◆ **STATED EXERCISE**:
Entries follow. Set all of them down as they stand.

++++++

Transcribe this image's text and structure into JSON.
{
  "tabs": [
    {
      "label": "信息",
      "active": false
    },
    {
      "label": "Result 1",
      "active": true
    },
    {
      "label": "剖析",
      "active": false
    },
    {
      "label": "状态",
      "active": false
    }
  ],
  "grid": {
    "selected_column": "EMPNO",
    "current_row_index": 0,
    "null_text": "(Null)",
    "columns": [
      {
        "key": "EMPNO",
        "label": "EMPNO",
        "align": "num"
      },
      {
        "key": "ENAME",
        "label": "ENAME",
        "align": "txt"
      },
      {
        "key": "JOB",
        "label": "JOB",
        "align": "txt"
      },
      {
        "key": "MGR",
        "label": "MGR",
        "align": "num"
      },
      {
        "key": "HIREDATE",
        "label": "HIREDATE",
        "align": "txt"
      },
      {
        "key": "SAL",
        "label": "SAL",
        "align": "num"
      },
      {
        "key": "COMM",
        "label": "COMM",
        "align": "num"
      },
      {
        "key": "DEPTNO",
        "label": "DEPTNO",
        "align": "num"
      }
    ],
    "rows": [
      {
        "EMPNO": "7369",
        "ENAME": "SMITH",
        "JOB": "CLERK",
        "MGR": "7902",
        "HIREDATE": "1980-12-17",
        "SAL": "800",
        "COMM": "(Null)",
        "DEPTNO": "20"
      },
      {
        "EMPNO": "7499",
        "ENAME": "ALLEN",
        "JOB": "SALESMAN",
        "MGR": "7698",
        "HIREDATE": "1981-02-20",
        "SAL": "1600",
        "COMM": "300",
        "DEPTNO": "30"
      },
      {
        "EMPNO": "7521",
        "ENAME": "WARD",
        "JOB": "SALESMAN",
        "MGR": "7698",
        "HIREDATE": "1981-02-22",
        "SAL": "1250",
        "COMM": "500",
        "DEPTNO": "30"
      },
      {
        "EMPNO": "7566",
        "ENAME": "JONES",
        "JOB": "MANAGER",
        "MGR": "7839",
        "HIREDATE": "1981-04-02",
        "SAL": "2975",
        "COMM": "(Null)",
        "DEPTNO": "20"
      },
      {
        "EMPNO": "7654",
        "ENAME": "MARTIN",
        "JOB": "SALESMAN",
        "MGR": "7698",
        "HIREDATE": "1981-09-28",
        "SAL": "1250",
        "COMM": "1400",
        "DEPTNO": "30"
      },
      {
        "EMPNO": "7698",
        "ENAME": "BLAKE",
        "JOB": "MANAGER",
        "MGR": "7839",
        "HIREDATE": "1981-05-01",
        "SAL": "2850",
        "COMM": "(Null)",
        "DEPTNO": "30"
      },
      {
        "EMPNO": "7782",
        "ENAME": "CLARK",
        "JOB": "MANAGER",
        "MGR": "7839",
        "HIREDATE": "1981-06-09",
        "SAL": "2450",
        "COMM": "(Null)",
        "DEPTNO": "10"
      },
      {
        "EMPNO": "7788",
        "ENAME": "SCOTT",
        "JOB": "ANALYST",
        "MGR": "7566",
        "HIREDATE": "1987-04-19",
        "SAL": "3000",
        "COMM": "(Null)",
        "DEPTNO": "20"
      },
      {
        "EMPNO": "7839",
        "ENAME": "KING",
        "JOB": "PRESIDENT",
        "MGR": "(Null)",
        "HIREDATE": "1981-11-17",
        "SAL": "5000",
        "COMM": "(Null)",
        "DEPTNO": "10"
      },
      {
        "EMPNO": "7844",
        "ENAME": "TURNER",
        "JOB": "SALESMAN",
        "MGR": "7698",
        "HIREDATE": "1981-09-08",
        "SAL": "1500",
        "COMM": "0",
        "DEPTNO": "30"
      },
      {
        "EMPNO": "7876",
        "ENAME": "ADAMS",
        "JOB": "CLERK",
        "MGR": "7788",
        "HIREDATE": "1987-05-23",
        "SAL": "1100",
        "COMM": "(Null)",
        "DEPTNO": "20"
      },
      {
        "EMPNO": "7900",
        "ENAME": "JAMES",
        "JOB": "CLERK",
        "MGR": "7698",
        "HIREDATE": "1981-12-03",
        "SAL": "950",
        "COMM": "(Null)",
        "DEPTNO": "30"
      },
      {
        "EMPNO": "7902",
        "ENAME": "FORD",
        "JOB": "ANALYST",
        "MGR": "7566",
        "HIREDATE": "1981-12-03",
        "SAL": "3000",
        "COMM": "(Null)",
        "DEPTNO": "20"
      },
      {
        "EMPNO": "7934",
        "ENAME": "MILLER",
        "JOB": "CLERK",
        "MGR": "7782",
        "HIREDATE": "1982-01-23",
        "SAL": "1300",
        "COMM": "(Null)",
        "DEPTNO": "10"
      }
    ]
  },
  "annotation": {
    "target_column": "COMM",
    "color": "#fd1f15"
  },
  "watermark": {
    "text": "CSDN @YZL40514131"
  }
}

++++++

◆ **RESULT**:
Transcribe this image's text and structure into JSON.
{
  "tabs": [
    {
      "label": "信息",
      "active": false
    },
    {
      "label": "Result 1",
      "active": true
    },
    {
      "label": "剖析",
      "active": false
    },
    {
      "label": "状态",
      "active": false
    }
  ],
  "grid": {
    "selected_column": "EMPNO",
    "current_row_index": 0,
    "null_text": "(Null)",
    "columns": [
      {
        "key": "EMPNO",
        "label": "EMPNO",
        "align": "num"
      },
      {
        "key": "ENAME",
        "label": "ENAME",
        "align": "txt"
      },
      {
        "key": "JOB",
        "label": "JOB",
        "align": "txt"
      },
      {
        "key": "MGR",
        "label": "MGR",
        "align": "num"
      },
      {
        "key": "HIREDATE",
        "label": "HIREDATE",
        "align": "txt"
      },
      {
        "key": "SAL",
        "label": "SAL",
        "align": "num"
      },
      {
        "key": "COMM",
        "label": "COMM",
        "align": "num"
      },
      {
        "key": "DEPTNO",
        "label": "DEPTNO",
        "align": "num"
      }
    ],
    "rows": [
      {
        "EMPNO": "7369",
        "ENAME": "SMITH",
        "JOB": "CLERK",
        "MGR": "7902",
        "HIREDATE": "1980-12-17",
        "SAL": "800",
        "COMM": "(Null)",
        "DEPTNO": "20"
      },
      {
        "EMPNO": "7499",
        "ENAME": "ALLEN",
        "JOB": "SALESMAN",
        "MGR": "7698",
        "HIREDATE": "1981-02-20",
        "SAL": "1600",
        "COMM": "300",
        "DEPTNO": "30"
      },
      {
        "EMPNO": "7521",
        "ENAME": "WARD",
        "JOB": "SALESMAN",
        "MGR": "7698",
        "HIREDATE": "1981-02-22",
        "SAL": "1250",
        "COMM": "500",
        "DEPTNO": "30"
      },
      {
        "EMPNO": "7566",
        "ENAME": "JONES",
        "JOB": "MANAGER",
        "MGR": "7839",
        "HIREDATE": "1981-04-02",
        "SAL": "2975",
        "COMM": "(Null)",
        "DEPTNO": "20"
      },
      {
        "EMPNO": "7654",
        "ENAME": "MARTIN",
        "JOB": "SALESMAN",
        "MGR": "7698",
        "HIREDATE": "1981-09-28",
        "SAL": "1250",
        "COMM": "1400",
        "DEPTNO": "30"
      },
      {
        "EMPNO": "7698",
        "ENAME": "BLAKE",
        "JOB": "MANAGER",
        "MGR": "7839",
        "HIREDATE": "1981-05-01",
        "SAL": "2850",
        "COMM": "(Null)",
        "DEPTNO": "30"
      },
      {
        "EMPNO": "7782",
        "ENAME": "CLARK",
        "JOB": "MANAGER",
        "MGR": "7839",
        "HIREDATE": "1981-06-09",
        "SAL": "2450",
        "COMM": "(Null)",
        "DEPTNO": "10"
      },
      {
        "EMPNO": "7788",
        "ENAME": "SCOTT",
        "JOB": "ANALYST",
        "MGR": "7566",
        "HIREDATE": "1987-04-19",
        "SAL": "3000",
        "COMM": "(Null)",
        "DEPTNO": "20"
      },
      {
        "EMPNO": "7839",
        "ENAME": "KING",
        "JOB": "PRESIDENT",
        "MGR": "(Null)",
        "HIREDATE": "1981-11-17",
        "SAL": "5000",
        "COMM": "(Null)",
        "DEPTNO": "10"
      },
      {
        "EMPNO": "7844",
        "ENAME": "TURNER",
        "JOB": "SALESMAN",
        "MGR": "7698",
        "HIREDATE": "1981-09-08",
        "SAL": "1500",
        "COMM": "0",
        "DEPTNO": "30"
      },
      {
        "EMPNO": "7876",
        "ENAME": "ADAMS",
        "JOB": "CLERK",
        "MGR": "7788",
        "HIREDATE": "1987-05-23",
        "SAL": "1100",
        "COMM": "(Null)",
        "DEPTNO": "20"
      },
      {
        "EMPNO": "7900",
        "ENAME": "JAMES",
        "JOB": "CLERK",
        "MGR": "7698",
        "HIREDATE": "1981-12-03",
        "SAL": "950",
        "COMM": "(Null)",
        "DEPTNO": "30"
      },
      {
        "EMPNO": "7902",
        "ENAME": "FORD",
        "JOB": "ANALYST",
        "MGR": "7566",
        "HIREDATE": "1981-12-03",
        "SAL": "3000",
        "COMM": "(Null)",
        "DEPTNO": "20"
      },
      {
        "EMPNO": "7934",
        "ENAME": "MILLER",
        "JOB": "CLERK",
        "MGR": "7782",
        "HIREDATE": "1982-01-23",
        "SAL": "1300",
        "COMM": "(Null)",
        "DEPTNO": "10"
      }
    ]
  },
  "annotation": {
    "target_column": "COMM",
    "color": "#fd1f15"
  },
  "watermark": {
    "text": "CSDN @YZL40514131"
  }
}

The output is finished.